_ATIVIDADES:_
- 1) Responda com base no texto sobre o desemprego no Brasil:
(a) Há quanto tempo a maioria dos desempregados está sem trabalho?
(b) Qual foi a taxa de desemprego no trimestre encerrado em março?
(c) Que instituto divulgou os dados?
- 2) Liste todos os números escritos com algarismos no texto sobre o desemprego no Brasil, na ordem em que aparecem e com as repetições.

Hoje, enquanto a maioria das pessoas descansa e comemora o Dia do Trabalho, milhões de brasileiros não têm motivos para festa. Eles estão desempregados, a maioria há quase um ano, e não enxergam, no curto prazo, nenhuma possibilidade de ocupação formal. Vivem e vão continuar sobrevivendo de “bicos” para colocar comida na mesa dos filhos.
A taxa de desemprego no Brasil subiu para 12,7% no trimestre encerrado em março, atingindo 13,4 milhões de pessoas, segundo dados divulgados nesta terça-feira (30) pelo Instituto Brasileiro de Geografia e Estatística (IBGE). Trata-se da maior taxa de desemprego desde o trimestre terminado em maio de 2018, quando o índice também ficou em 12,7%, reforçando a leitura de perda de dinamismo e recuperação mais lenta da economia neste começo de ano.

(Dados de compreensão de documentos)
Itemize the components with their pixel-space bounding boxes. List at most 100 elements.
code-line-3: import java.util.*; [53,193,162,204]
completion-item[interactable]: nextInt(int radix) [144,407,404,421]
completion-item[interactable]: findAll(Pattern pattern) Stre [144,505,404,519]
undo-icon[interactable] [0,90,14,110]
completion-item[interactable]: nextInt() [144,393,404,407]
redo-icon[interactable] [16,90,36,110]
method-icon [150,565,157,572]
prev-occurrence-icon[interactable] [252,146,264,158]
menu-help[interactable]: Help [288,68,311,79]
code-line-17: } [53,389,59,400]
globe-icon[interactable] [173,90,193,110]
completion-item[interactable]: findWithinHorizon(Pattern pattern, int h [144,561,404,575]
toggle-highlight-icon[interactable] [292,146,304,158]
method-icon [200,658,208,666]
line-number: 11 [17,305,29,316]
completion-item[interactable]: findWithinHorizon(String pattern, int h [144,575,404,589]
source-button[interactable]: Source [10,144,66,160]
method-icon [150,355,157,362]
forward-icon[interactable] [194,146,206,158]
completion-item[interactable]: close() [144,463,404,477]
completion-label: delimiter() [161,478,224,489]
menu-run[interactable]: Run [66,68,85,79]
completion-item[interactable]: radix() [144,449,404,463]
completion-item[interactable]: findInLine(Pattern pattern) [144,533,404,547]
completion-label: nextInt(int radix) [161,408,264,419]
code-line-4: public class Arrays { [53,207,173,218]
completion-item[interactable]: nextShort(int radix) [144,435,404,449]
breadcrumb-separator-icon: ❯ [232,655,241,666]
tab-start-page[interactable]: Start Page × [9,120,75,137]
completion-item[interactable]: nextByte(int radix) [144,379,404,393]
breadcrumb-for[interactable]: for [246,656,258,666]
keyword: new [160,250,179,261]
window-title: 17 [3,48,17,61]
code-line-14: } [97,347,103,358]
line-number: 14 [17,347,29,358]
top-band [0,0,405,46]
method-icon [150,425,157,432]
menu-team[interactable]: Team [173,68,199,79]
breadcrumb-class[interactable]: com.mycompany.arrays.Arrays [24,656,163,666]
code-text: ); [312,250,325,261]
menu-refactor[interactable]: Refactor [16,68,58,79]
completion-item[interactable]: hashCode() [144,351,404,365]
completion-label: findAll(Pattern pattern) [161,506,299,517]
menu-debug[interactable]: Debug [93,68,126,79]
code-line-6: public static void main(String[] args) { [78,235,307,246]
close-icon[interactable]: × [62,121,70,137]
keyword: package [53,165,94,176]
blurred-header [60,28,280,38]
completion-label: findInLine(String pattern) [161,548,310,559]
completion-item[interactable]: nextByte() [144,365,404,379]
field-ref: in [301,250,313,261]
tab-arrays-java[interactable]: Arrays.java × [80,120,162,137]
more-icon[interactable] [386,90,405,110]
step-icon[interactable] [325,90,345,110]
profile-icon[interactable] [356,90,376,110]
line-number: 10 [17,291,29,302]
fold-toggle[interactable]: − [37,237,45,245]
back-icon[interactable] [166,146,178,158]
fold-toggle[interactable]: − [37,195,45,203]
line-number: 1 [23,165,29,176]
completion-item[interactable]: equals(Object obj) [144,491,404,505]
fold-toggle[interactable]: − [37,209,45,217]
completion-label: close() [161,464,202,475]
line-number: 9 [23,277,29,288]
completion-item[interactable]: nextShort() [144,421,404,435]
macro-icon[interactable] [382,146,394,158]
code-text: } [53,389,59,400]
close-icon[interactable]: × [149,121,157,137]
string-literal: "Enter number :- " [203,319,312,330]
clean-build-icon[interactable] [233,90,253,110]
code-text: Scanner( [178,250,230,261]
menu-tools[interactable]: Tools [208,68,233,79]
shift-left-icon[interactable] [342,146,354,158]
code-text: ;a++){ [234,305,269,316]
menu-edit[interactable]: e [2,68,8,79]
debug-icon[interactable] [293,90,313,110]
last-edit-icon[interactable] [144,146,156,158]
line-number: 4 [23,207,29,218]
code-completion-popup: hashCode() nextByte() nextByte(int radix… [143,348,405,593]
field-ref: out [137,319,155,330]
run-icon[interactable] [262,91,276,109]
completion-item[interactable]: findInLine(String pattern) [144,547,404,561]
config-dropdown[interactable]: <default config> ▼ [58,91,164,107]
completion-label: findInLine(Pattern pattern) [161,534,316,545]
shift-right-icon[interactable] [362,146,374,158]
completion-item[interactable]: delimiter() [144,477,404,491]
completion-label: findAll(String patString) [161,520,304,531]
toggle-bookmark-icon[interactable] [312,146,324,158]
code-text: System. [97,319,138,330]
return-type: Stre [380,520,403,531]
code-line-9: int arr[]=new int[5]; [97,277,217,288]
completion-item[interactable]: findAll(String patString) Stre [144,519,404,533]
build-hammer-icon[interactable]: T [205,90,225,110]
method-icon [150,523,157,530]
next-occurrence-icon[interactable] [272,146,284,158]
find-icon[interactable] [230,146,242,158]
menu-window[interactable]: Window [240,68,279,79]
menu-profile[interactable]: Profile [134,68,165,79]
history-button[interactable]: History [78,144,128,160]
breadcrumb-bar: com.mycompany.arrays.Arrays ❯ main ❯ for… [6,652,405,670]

_RESPOSTAS NUMERADAS:_
- 1)
(a) Há quase um ano.
(b) 12,7%.
(c) O Instituto Brasileiro de Geografia e Estatística (IBGE).

- 2)
12,7
13,4
30
2018
12,7